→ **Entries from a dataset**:
§

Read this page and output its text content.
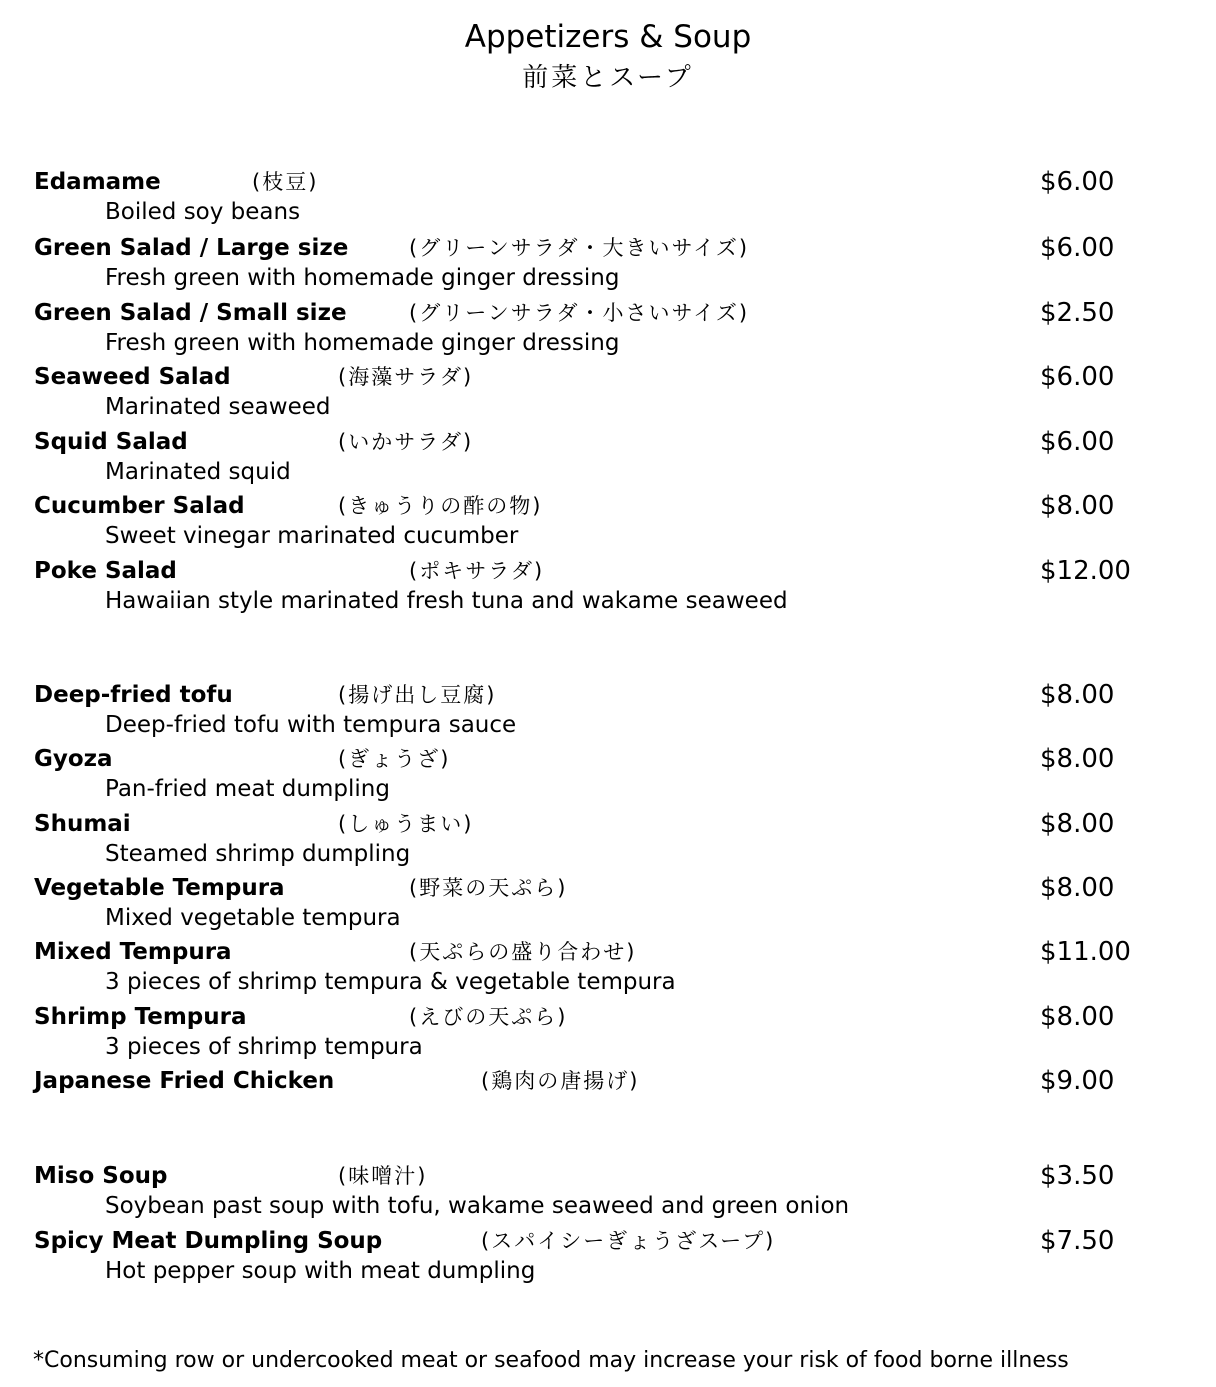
Appetizers & Soup
前菜とスープ
Edamame	(枝豆)	$6.00
Boiled soy beans
Green Salad / Large size	(グリーンサラダ・大きいサイズ)	$6.00
Fresh green with homemade ginger dressing
Green Salad / Small size	(グリーンサラダ・小さいサイズ)	$2.50
Fresh green with homemade ginger dressing
Seaweed Salad	(海藻サラダ)	$6.00
Marinated seaweed
Squid Salad	(いかサラダ)	$6.00
Marinated squid
Cucumber Salad	(きゅうりの酢の物)	$8.00
Sweet vinegar marinated cucumber
Poke Salad	(ポキサラダ)	$12.00
Hawaiian style marinated fresh tuna and wakame seaweed
Deep-fried tofu	(揚げ出し豆腐)	$8.00
Deep-fried tofu with tempura sauce
Gyoza	(ぎょうざ)	$8.00
Pan-fried meat dumpling
Shumai	(しゅうまい)	$8.00
Steamed shrimp dumpling
Vegetable Tempura	(野菜の天ぷら)	$8.00
Mixed vegetable tempura
Mixed Tempura	(天ぷらの盛り合わせ)	$11.00
3 pieces of shrimp tempura & vegetable tempura
Shrimp Tempura	(えびの天ぷら)	$8.00
3 pieces of shrimp tempura
Japanese Fried Chicken	(鶏肉の唐揚げ)	$9.00
Miso Soup	(味噌汁)	$3.50
Soybean past soup with tofu, wakame seaweed and green onion
Spicy Meat Dumpling Soup	(スパイシーぎょうざスープ)	$7.50
Hot pepper soup with meat dumpling
*Consuming row or undercooked meat or seafood may increase your risk of food borne illness
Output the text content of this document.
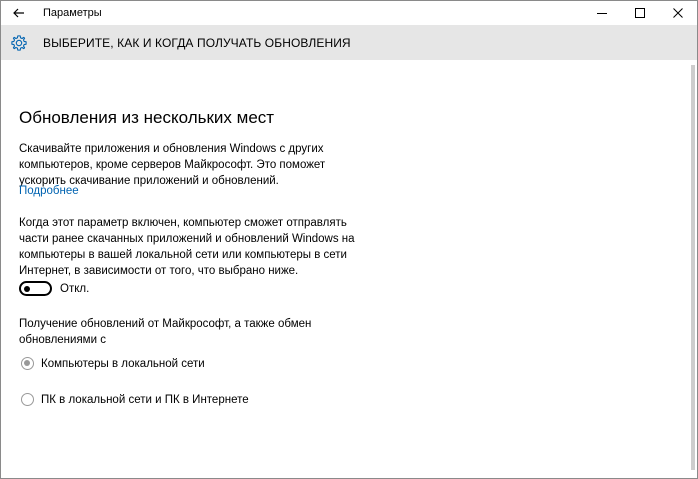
Параметры
ВЫБЕРИТЕ, КАК И КОГДА ПОЛУЧАТЬ ОБНОВЛЕНИЯ
Обновления из нескольких мест
Скачивайте приложения и обновления Windows с других
компьютеров, кроме серверов Майкрософт. Это поможет
ускорить скачивание приложений и обновлений.
Подробнее
Когда этот параметр включен, компьютер сможет отправлять
части ранее скачанных приложений и обновлений Windows на
компьютеры в вашей локальной сети или компьютеры в сети
Интернет, в зависимости от того, что выбрано ниже.
Откл.
Получение обновлений от Майкрософт, а также обмен
обновлениями с
Компьютеры в локальной сети
ПК в локальной сети и ПК в Интернете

§

→ **Written problem**: Copy only this, please: the line with "Output the text content of this document." and every line after it through the end of the data, with no pictures.

→ **Solution for this exercise**:
Output the text content of this document.
Параметры
ВЫБЕРИТЕ, КАК И КОГДА ПОЛУЧАТЬ ОБНОВЛЕНИЯ
Обновления из нескольких мест
Скачивайте приложения и обновления Windows с других
компьютеров, кроме серверов Майкрософт. Это поможет
ускорить скачивание приложений и обновлений.
Подробнее
Когда этот параметр включен, компьютер сможет отправлять
части ранее скачанных приложений и обновлений Windows на
компьютеры в вашей локальной сети или компьютеры в сети
Интернет, в зависимости от того, что выбрано ниже.
Откл.
Получение обновлений от Майкрософт, а также обмен
обновлениями с
Компьютеры в локальной сети
ПК в локальной сети и ПК в Интернете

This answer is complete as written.